■ Exercise: All the data should be repeated exactly. Any image in it is left out.

Data records
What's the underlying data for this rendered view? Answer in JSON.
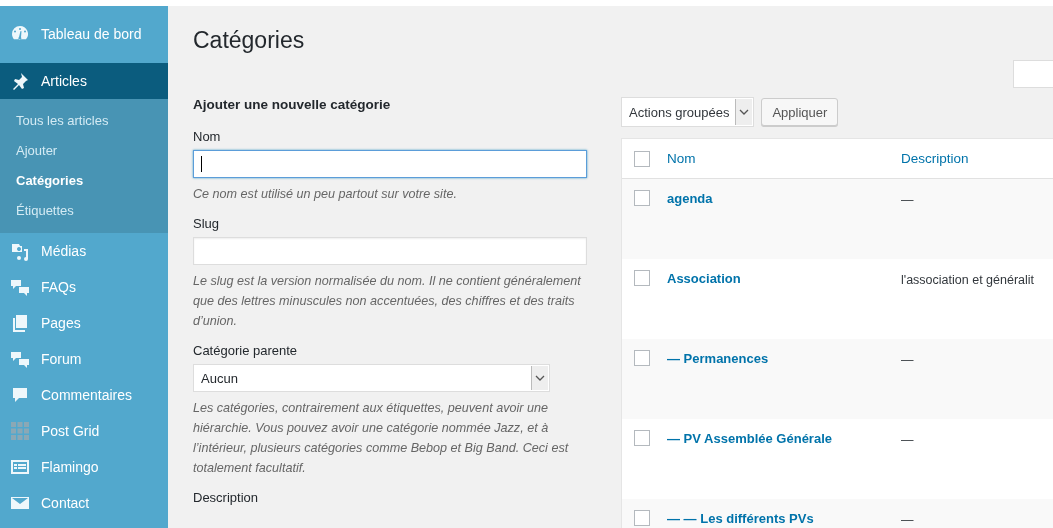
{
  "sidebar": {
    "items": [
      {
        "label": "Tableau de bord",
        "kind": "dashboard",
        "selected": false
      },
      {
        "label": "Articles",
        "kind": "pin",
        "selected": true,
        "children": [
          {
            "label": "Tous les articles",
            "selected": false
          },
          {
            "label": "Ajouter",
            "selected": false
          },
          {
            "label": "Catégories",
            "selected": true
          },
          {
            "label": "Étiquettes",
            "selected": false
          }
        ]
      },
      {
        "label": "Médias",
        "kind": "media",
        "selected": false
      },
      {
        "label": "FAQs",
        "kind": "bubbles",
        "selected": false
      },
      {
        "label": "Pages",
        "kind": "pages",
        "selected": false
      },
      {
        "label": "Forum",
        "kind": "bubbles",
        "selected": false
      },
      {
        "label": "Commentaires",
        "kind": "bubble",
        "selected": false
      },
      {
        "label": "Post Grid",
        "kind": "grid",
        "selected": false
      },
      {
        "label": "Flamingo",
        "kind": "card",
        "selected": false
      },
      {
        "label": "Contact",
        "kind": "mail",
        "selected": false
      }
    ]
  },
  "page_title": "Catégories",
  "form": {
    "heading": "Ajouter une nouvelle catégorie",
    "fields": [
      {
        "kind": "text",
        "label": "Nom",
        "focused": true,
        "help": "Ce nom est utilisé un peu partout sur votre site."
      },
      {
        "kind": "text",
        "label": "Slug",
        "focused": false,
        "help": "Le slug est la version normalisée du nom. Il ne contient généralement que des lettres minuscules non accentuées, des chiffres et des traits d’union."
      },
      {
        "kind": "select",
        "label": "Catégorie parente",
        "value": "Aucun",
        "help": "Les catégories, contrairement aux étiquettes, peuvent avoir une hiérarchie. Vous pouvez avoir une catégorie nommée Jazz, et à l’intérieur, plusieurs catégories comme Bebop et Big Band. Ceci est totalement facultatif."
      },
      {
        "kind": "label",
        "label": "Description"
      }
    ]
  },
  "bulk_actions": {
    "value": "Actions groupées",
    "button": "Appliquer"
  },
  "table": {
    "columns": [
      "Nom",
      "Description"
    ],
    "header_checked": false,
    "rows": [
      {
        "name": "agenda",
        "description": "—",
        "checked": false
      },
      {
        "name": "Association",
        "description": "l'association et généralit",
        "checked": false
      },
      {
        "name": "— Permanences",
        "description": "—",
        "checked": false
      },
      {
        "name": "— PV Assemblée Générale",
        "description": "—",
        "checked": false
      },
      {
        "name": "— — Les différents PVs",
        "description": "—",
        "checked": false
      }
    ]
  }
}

■ Exercise output:
What's the underlying data for this rendered view? Answer in JSON.
{
  "sidebar": {
    "items": [
      {
        "label": "Tableau de bord",
        "kind": "dashboard",
        "selected": false
      },
      {
        "label": "Articles",
        "kind": "pin",
        "selected": true,
        "children": [
          {
            "label": "Tous les articles",
            "selected": false
          },
          {
            "label": "Ajouter",
            "selected": false
          },
          {
            "label": "Catégories",
            "selected": true
          },
          {
            "label": "Étiquettes",
            "selected": false
          }
        ]
      },
      {
        "label": "Médias",
        "kind": "media",
        "selected": false
      },
      {
        "label": "FAQs",
        "kind": "bubbles",
        "selected": false
      },
      {
        "label": "Pages",
        "kind": "pages",
        "selected": false
      },
      {
        "label": "Forum",
        "kind": "bubbles",
        "selected": false
      },
      {
        "label": "Commentaires",
        "kind": "bubble",
        "selected": false
      },
      {
        "label": "Post Grid",
        "kind": "grid",
        "selected": false
      },
      {
        "label": "Flamingo",
        "kind": "card",
        "selected": false
      },
      {
        "label": "Contact",
        "kind": "mail",
        "selected": false
      }
    ]
  },
  "page_title": "Catégories",
  "form": {
    "heading": "Ajouter une nouvelle catégorie",
    "fields": [
      {
        "kind": "text",
        "label": "Nom",
        "focused": true,
        "help": "Ce nom est utilisé un peu partout sur votre site."
      },
      {
        "kind": "text",
        "label": "Slug",
        "focused": false,
        "help": "Le slug est la version normalisée du nom. Il ne contient généralement que des lettres minuscules non accentuées, des chiffres et des traits d’union."
      },
      {
        "kind": "select",
        "label": "Catégorie parente",
        "value": "Aucun",
        "help": "Les catégories, contrairement aux étiquettes, peuvent avoir une hiérarchie. Vous pouvez avoir une catégorie nommée Jazz, et à l’intérieur, plusieurs catégories comme Bebop et Big Band. Ceci est totalement facultatif."
      },
      {
        "kind": "label",
        "label": "Description"
      }
    ]
  },
  "bulk_actions": {
    "value": "Actions groupées",
    "button": "Appliquer"
  },
  "table": {
    "columns": [
      "Nom",
      "Description"
    ],
    "header_checked": false,
    "rows": [
      {
        "name": "agenda",
        "description": "—",
        "checked": false
      },
      {
        "name": "Association",
        "description": "l'association et généralit",
        "checked": false
      },
      {
        "name": "— Permanences",
        "description": "—",
        "checked": false
      },
      {
        "name": "— PV Assemblée Générale",
        "description": "—",
        "checked": false
      },
      {
        "name": "— — Les différents PVs",
        "description": "—",
        "checked": false
      }
    ]
  }
}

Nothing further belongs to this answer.